GOAL OF THE EXERCISE: Transcribe all the entries word for word, omitting any pictures they contain.

>> Begin

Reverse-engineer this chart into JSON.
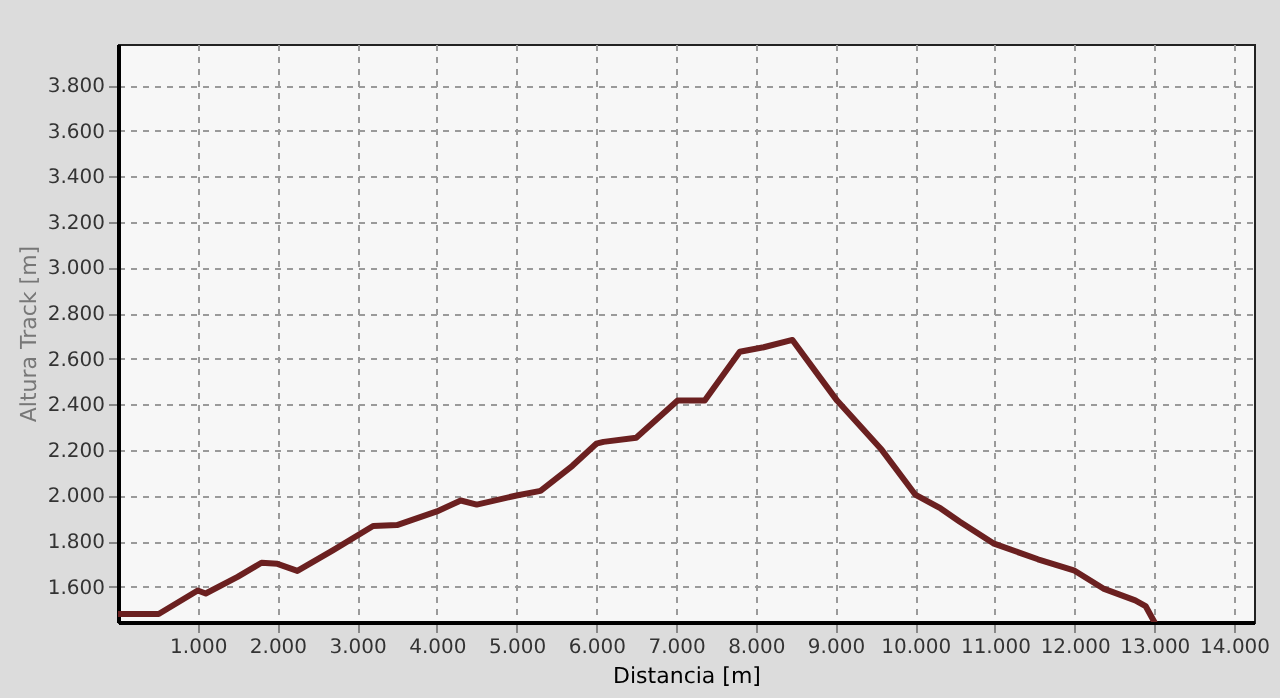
{
  "chart_data": {
    "type": "line",
    "xlabel": "Distancia [m]",
    "ylabel": "Altura Track [m]",
    "x": [
      0,
      510,
      1000,
      1100,
      1500,
      1800,
      2000,
      2250,
      2700,
      3200,
      3500,
      4000,
      4300,
      4500,
      5000,
      5300,
      5700,
      6000,
      6090,
      6500,
      7020,
      7360,
      7800,
      8100,
      8460,
      8800,
      9020,
      9580,
      10000,
      10320,
      10560,
      10980,
      11540,
      12000,
      12370,
      12760,
      12890,
      13000
    ],
    "series": [
      {
        "color": "#6b2020",
        "values": [
          1480,
          1480,
          1583,
          1570,
          1643,
          1705,
          1700,
          1669,
          1760,
          1866,
          1870,
          1930,
          1978,
          1960,
          2000,
          2020,
          2130,
          2227,
          2235,
          2253,
          2416,
          2416,
          2630,
          2650,
          2682,
          2520,
          2416,
          2200,
          2004,
          1943,
          1885,
          1790,
          1720,
          1670,
          1590,
          1540,
          1515,
          1445
        ]
      }
    ],
    "xlim": [
      0,
      14250
    ],
    "ylim": [
      1445,
      3980
    ],
    "xticks": [
      {
        "value": 1000,
        "label": "1.000"
      },
      {
        "value": 2000,
        "label": "2.000"
      },
      {
        "value": 3000,
        "label": "3.000"
      },
      {
        "value": 4000,
        "label": "4.000"
      },
      {
        "value": 5000,
        "label": "5.000"
      },
      {
        "value": 6000,
        "label": "6.000"
      },
      {
        "value": 7000,
        "label": "7.000"
      },
      {
        "value": 8000,
        "label": "8.000"
      },
      {
        "value": 9000,
        "label": "9.000"
      },
      {
        "value": 10000,
        "label": "10.000"
      },
      {
        "value": 11000,
        "label": "11.000"
      },
      {
        "value": 12000,
        "label": "12.000"
      },
      {
        "value": 13000,
        "label": "13.000"
      },
      {
        "value": 14000,
        "label": "14.000"
      }
    ],
    "yticks": [
      {
        "value": 1600,
        "label": "1.600"
      },
      {
        "value": 1800,
        "label": "1.800"
      },
      {
        "value": 2000,
        "label": "2.000"
      },
      {
        "value": 2200,
        "label": "2.200"
      },
      {
        "value": 2400,
        "label": "2.400"
      },
      {
        "value": 2600,
        "label": "2.600"
      },
      {
        "value": 2800,
        "label": "2.800"
      },
      {
        "value": 3000,
        "label": "3.000"
      },
      {
        "value": 3200,
        "label": "3.200"
      },
      {
        "value": 3400,
        "label": "3.400"
      },
      {
        "value": 3600,
        "label": "3.600"
      },
      {
        "value": 3800,
        "label": "3.800"
      }
    ],
    "grid": true,
    "line_style": "solid",
    "marker": "none"
  }
}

>> End

RESULT OF THE TASK:
Reverse-engineer this chart into JSON.
{
  "chart_data": {
    "type": "line",
    "xlabel": "Distancia [m]",
    "ylabel": "Altura Track [m]",
    "x": [
      0,
      510,
      1000,
      1100,
      1500,
      1800,
      2000,
      2250,
      2700,
      3200,
      3500,
      4000,
      4300,
      4500,
      5000,
      5300,
      5700,
      6000,
      6090,
      6500,
      7020,
      7360,
      7800,
      8100,
      8460,
      8800,
      9020,
      9580,
      10000,
      10320,
      10560,
      10980,
      11540,
      12000,
      12370,
      12760,
      12890,
      13000
    ],
    "series": [
      {
        "color": "#6b2020",
        "values": [
          1480,
          1480,
          1583,
          1570,
          1643,
          1705,
          1700,
          1669,
          1760,
          1866,
          1870,
          1930,
          1978,
          1960,
          2000,
          2020,
          2130,
          2227,
          2235,
          2253,
          2416,
          2416,
          2630,
          2650,
          2682,
          2520,
          2416,
          2200,
          2004,
          1943,
          1885,
          1790,
          1720,
          1670,
          1590,
          1540,
          1515,
          1445
        ]
      }
    ],
    "xlim": [
      0,
      14250
    ],
    "ylim": [
      1445,
      3980
    ],
    "xticks": [
      {
        "value": 1000,
        "label": "1.000"
      },
      {
        "value": 2000,
        "label": "2.000"
      },
      {
        "value": 3000,
        "label": "3.000"
      },
      {
        "value": 4000,
        "label": "4.000"
      },
      {
        "value": 5000,
        "label": "5.000"
      },
      {
        "value": 6000,
        "label": "6.000"
      },
      {
        "value": 7000,
        "label": "7.000"
      },
      {
        "value": 8000,
        "label": "8.000"
      },
      {
        "value": 9000,
        "label": "9.000"
      },
      {
        "value": 10000,
        "label": "10.000"
      },
      {
        "value": 11000,
        "label": "11.000"
      },
      {
        "value": 12000,
        "label": "12.000"
      },
      {
        "value": 13000,
        "label": "13.000"
      },
      {
        "value": 14000,
        "label": "14.000"
      }
    ],
    "yticks": [
      {
        "value": 1600,
        "label": "1.600"
      },
      {
        "value": 1800,
        "label": "1.800"
      },
      {
        "value": 2000,
        "label": "2.000"
      },
      {
        "value": 2200,
        "label": "2.200"
      },
      {
        "value": 2400,
        "label": "2.400"
      },
      {
        "value": 2600,
        "label": "2.600"
      },
      {
        "value": 2800,
        "label": "2.800"
      },
      {
        "value": 3000,
        "label": "3.000"
      },
      {
        "value": 3200,
        "label": "3.200"
      },
      {
        "value": 3400,
        "label": "3.400"
      },
      {
        "value": 3600,
        "label": "3.600"
      },
      {
        "value": 3800,
        "label": "3.800"
      }
    ],
    "grid": true,
    "line_style": "solid",
    "marker": "none"
  }
}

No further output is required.